◆ Problem details ◆
Reproduce the records below exactly, leaving out any pictures.
### Record set ###
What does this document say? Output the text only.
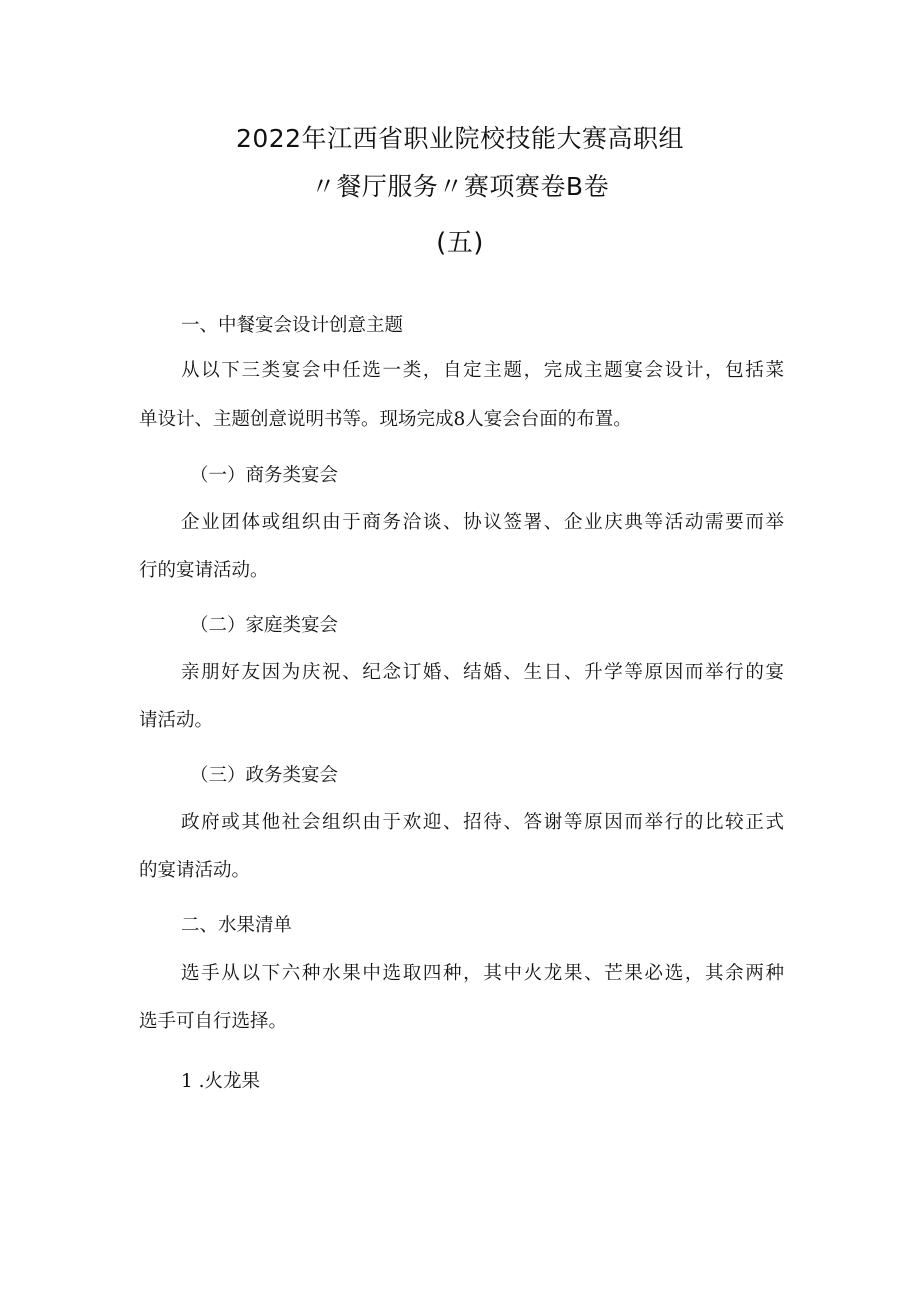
2022年江西省职业院校技能大赛高职组
〃餐厅服务〃赛项赛卷B卷
(五)
一、中餐宴会设计创意主题
从以下三类宴会中任选一类，自定主题，完成主题宴会设计，包括菜
单设计、主题创意说明书等。现场完成8人宴会台面的布置。
（一）商务类宴会
企业团体或组织由于商务洽谈、协议签署、企业庆典等活动需要而举
行的宴请活动。
（二）家庭类宴会
亲朋好友因为庆祝、纪念订婚、结婚、生日、升学等原因而举行的宴
请活动。
（三）政务类宴会
政府或其他社会组织由于欢迎、招待、答谢等原因而举行的比较正式
的宴请活动。
二、水果清单
选手从以下六种水果中选取四种，其中火龙果、芒果必选，其余两种
选手可自行选择。
1 .火龙果
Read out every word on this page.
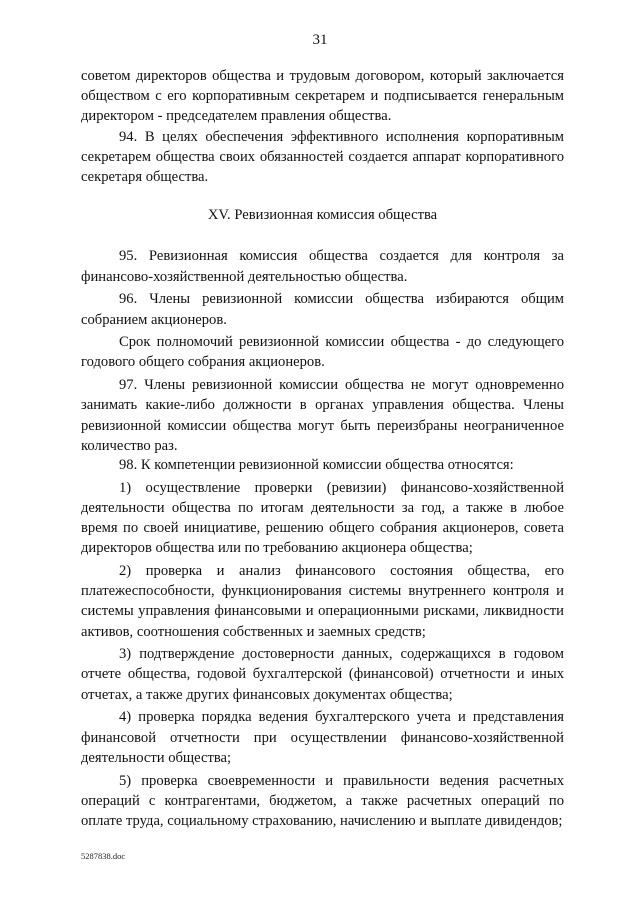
31

советом директоров общества и трудовым договором, который заключается обществом с его корпоративным секретарем и подписывается генеральным директором - председателем правления общества.

94. В целях обеспечения эффективного исполнения корпоративным секретарем общества своих обязанностей создается аппарат корпоративного секретаря общества.

XV. Ревизионная комиссия общества

95. Ревизионная комиссия общества создается для контроля за финансово-хозяйственной деятельностью общества.

96. Члены ревизионной комиссии общества избираются общим собранием акционеров.

Срок полномочий ревизионной комиссии общества - до следующего годового общего собрания акционеров.

97. Члены ревизионной комиссии общества не могут одновременно занимать какие-либо должности в органах управления общества. Члены ревизионной комиссии общества могут быть переизбраны неограниченное количество раз.

98. К компетенции ревизионной комиссии общества относятся:

1) осуществление проверки (ревизии) финансово-хозяйственной деятельности общества по итогам деятельности за год, а также в любое время по своей инициативе, решению общего собрания акционеров, совета директоров общества или по требованию акционера общества;

2) проверка и анализ финансового состояния общества, его платежеспособности, функционирования системы внутреннего контроля и системы управления финансовыми и операционными рисками, ликвидности активов, соотношения собственных и заемных средств;

3) подтверждение достоверности данных, содержащихся в годовом отчете общества, годовой бухгалтерской (финансовой) отчетности и иных отчетах, а также других финансовых документах общества;

4) проверка порядка ведения бухгалтерского учета и представления финансовой отчетности при осуществлении финансово-хозяйственной деятельности общества;

5) проверка своевременности и правильности ведения расчетных операций с контрагентами, бюджетом, а также расчетных операций по оплате труда, социальному страхованию, начислению и выплате дивидендов;

5287838.doc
###
◆ Finished task ◆
What does this document say? Output the text only.
2022年江西省职业院校技能大赛高职组
〃餐厅服务〃赛项赛卷B卷
(五)
一、中餐宴会设计创意主题
从以下三类宴会中任选一类，自定主题，完成主题宴会设计，包括菜
单设计、主题创意说明书等。现场完成8人宴会台面的布置。
（一）商务类宴会
企业团体或组织由于商务洽谈、协议签署、企业庆典等活动需要而举
行的宴请活动。
（二）家庭类宴会
亲朋好友因为庆祝、纪念订婚、结婚、生日、升学等原因而举行的宴
请活动。
（三）政务类宴会
政府或其他社会组织由于欢迎、招待、答谢等原因而举行的比较正式
的宴请活动。
二、水果清单
选手从以下六种水果中选取四种，其中火龙果、芒果必选，其余两种
选手可自行选择。
1 .火龙果
Read out every word on this page.
31

советом директоров общества и трудовым договором, который заключается обществом с его корпоративным секретарем и подписывается генеральным директором - председателем правления общества.

94. В целях обеспечения эффективного исполнения корпоративным секретарем общества своих обязанностей создается аппарат корпоративного секретаря общества.

XV. Ревизионная комиссия общества

95. Ревизионная комиссия общества создается для контроля за финансово-хозяйственной деятельностью общества.

96. Члены ревизионной комиссии общества избираются общим собранием акционеров.

Срок полномочий ревизионной комиссии общества - до следующего годового общего собрания акционеров.

97. Члены ревизионной комиссии общества не могут одновременно занимать какие-либо должности в органах управления общества. Члены ревизионной комиссии общества могут быть переизбраны неограниченное количество раз.

98. К компетенции ревизионной комиссии общества относятся:

1) осуществление проверки (ревизии) финансово-хозяйственной деятельности общества по итогам деятельности за год, а также в любое время по своей инициативе, решению общего собрания акционеров, совета директоров общества или по требованию акционера общества;

2) проверка и анализ финансового состояния общества, его платежеспособности, функционирования системы внутреннего контроля и системы управления финансовыми и операционными рисками, ликвидности активов, соотношения собственных и заемных средств;

3) подтверждение достоверности данных, содержащихся в годовом отчете общества, годовой бухгалтерской (финансовой) отчетности и иных отчетах, а также других финансовых документах общества;

4) проверка порядка ведения бухгалтерского учета и представления финансовой отчетности при осуществлении финансово-хозяйственной деятельности общества;

5) проверка своевременности и правильности ведения расчетных операций с контрагентами, бюджетом, а также расчетных операций по оплате труда, социальному страхованию, начислению и выплате дивидендов;

5287838.doc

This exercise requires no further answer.